• [GIVEN TASK]
What follows is a listing to be transcribed exactly.

• [Figure dataset records]
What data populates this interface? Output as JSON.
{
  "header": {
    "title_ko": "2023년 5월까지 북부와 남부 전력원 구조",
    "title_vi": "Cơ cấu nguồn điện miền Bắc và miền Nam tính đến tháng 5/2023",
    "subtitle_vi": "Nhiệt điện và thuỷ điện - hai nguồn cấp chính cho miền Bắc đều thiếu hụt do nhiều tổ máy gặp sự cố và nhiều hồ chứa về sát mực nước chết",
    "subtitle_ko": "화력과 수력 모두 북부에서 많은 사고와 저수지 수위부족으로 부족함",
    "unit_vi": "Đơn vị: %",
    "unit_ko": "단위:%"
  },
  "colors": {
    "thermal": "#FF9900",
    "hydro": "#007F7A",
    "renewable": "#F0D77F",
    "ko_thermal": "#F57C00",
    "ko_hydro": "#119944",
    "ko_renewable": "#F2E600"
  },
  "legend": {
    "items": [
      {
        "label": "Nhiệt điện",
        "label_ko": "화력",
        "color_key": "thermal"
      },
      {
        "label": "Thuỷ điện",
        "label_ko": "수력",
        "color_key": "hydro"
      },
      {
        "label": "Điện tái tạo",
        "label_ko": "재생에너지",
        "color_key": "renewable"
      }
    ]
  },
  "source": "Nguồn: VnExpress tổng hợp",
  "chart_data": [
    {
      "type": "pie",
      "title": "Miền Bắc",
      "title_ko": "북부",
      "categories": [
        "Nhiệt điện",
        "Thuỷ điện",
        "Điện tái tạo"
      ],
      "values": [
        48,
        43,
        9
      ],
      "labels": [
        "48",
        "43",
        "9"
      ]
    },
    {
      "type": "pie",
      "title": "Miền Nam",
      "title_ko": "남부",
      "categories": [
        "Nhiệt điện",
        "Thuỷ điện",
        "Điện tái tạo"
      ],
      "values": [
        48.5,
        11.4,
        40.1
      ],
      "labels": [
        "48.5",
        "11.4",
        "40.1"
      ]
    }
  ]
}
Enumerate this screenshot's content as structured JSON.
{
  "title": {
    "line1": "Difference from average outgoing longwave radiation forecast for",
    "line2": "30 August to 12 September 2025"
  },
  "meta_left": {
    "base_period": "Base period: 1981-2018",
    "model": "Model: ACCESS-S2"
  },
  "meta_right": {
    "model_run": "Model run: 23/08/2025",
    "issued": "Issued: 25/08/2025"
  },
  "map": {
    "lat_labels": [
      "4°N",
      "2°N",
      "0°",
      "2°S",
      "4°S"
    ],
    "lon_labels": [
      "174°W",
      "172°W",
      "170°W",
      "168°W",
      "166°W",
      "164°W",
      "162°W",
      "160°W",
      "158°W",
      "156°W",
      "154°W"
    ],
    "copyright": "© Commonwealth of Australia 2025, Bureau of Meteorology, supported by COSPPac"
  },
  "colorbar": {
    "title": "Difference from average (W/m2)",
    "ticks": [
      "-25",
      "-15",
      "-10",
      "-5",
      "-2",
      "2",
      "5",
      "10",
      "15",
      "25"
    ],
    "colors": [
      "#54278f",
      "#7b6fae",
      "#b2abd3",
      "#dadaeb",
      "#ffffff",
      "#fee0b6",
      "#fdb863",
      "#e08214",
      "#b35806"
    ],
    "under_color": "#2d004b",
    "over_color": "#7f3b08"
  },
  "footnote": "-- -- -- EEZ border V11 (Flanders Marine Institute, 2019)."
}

• [RESPONSE TO THE TASK]
What data populates this interface? Output as JSON.
{
  "header": {
    "title_ko": "2023년 5월까지 북부와 남부 전력원 구조",
    "title_vi": "Cơ cấu nguồn điện miền Bắc và miền Nam tính đến tháng 5/2023",
    "subtitle_vi": "Nhiệt điện và thuỷ điện - hai nguồn cấp chính cho miền Bắc đều thiếu hụt do nhiều tổ máy gặp sự cố và nhiều hồ chứa về sát mực nước chết",
    "subtitle_ko": "화력과 수력 모두 북부에서 많은 사고와 저수지 수위부족으로 부족함",
    "unit_vi": "Đơn vị: %",
    "unit_ko": "단위:%"
  },
  "colors": {
    "thermal": "#FF9900",
    "hydro": "#007F7A",
    "renewable": "#F0D77F",
    "ko_thermal": "#F57C00",
    "ko_hydro": "#119944",
    "ko_renewable": "#F2E600"
  },
  "legend": {
    "items": [
      {
        "label": "Nhiệt điện",
        "label_ko": "화력",
        "color_key": "thermal"
      },
      {
        "label": "Thuỷ điện",
        "label_ko": "수력",
        "color_key": "hydro"
      },
      {
        "label": "Điện tái tạo",
        "label_ko": "재생에너지",
        "color_key": "renewable"
      }
    ]
  },
  "source": "Nguồn: VnExpress tổng hợp",
  "chart_data": [
    {
      "type": "pie",
      "title": "Miền Bắc",
      "title_ko": "북부",
      "categories": [
        "Nhiệt điện",
        "Thuỷ điện",
        "Điện tái tạo"
      ],
      "values": [
        48,
        43,
        9
      ],
      "labels": [
        "48",
        "43",
        "9"
      ]
    },
    {
      "type": "pie",
      "title": "Miền Nam",
      "title_ko": "남부",
      "categories": [
        "Nhiệt điện",
        "Thuỷ điện",
        "Điện tái tạo"
      ],
      "values": [
        48.5,
        11.4,
        40.1
      ],
      "labels": [
        "48.5",
        "11.4",
        "40.1"
      ]
    }
  ]
}
Enumerate this screenshot's content as structured JSON.
{
  "title": {
    "line1": "Difference from average outgoing longwave radiation forecast for",
    "line2": "30 August to 12 September 2025"
  },
  "meta_left": {
    "base_period": "Base period: 1981-2018",
    "model": "Model: ACCESS-S2"
  },
  "meta_right": {
    "model_run": "Model run: 23/08/2025",
    "issued": "Issued: 25/08/2025"
  },
  "map": {
    "lat_labels": [
      "4°N",
      "2°N",
      "0°",
      "2°S",
      "4°S"
    ],
    "lon_labels": [
      "174°W",
      "172°W",
      "170°W",
      "168°W",
      "166°W",
      "164°W",
      "162°W",
      "160°W",
      "158°W",
      "156°W",
      "154°W"
    ],
    "copyright": "© Commonwealth of Australia 2025, Bureau of Meteorology, supported by COSPPac"
  },
  "colorbar": {
    "title": "Difference from average (W/m2)",
    "ticks": [
      "-25",
      "-15",
      "-10",
      "-5",
      "-2",
      "2",
      "5",
      "10",
      "15",
      "25"
    ],
    "colors": [
      "#54278f",
      "#7b6fae",
      "#b2abd3",
      "#dadaeb",
      "#ffffff",
      "#fee0b6",
      "#fdb863",
      "#e08214",
      "#b35806"
    ],
    "under_color": "#2d004b",
    "over_color": "#7f3b08"
  },
  "footnote": "-- -- -- EEZ border V11 (Flanders Marine Institute, 2019)."
}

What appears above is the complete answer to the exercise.